Problem
Tally the lines in the listing below that contain "progress" and report the tally alone.

Task inputs

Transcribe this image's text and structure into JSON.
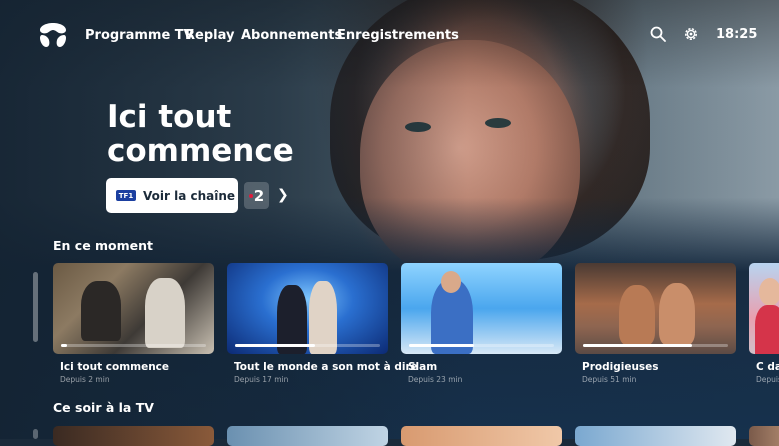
{
  "nav": {
    "items": [
      "Programme TV",
      "Replay",
      "Abonnements",
      "Enregistrements"
    ],
    "clock": "18:25"
  },
  "hero": {
    "title": "Ici tout commence",
    "watch_label": "Voir la chaîne",
    "channel_logo": "TF1",
    "next_channel": "2"
  },
  "sections": {
    "now": "En ce moment",
    "tonight": "Ce soir à la TV"
  },
  "now_cards": [
    {
      "title": "Ici tout commence",
      "subtitle": "Depuis 2 min",
      "progress": 0.04
    },
    {
      "title": "Tout le monde a son mot à dire",
      "subtitle": "Depuis 17 min",
      "progress": 0.55
    },
    {
      "title": "Slam",
      "subtitle": "Depuis 23 min",
      "progress": 0.45
    },
    {
      "title": "Prodigieuses",
      "subtitle": "Depuis 51 min",
      "progress": 0.75
    },
    {
      "title": "C dan",
      "subtitle": "Depuis",
      "progress": 0.4
    }
  ],
  "colors": {
    "background": "#16314d",
    "accent_channel2": "#e0193a",
    "tf1_blue": "#1b3fa0"
  }
}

Written response
5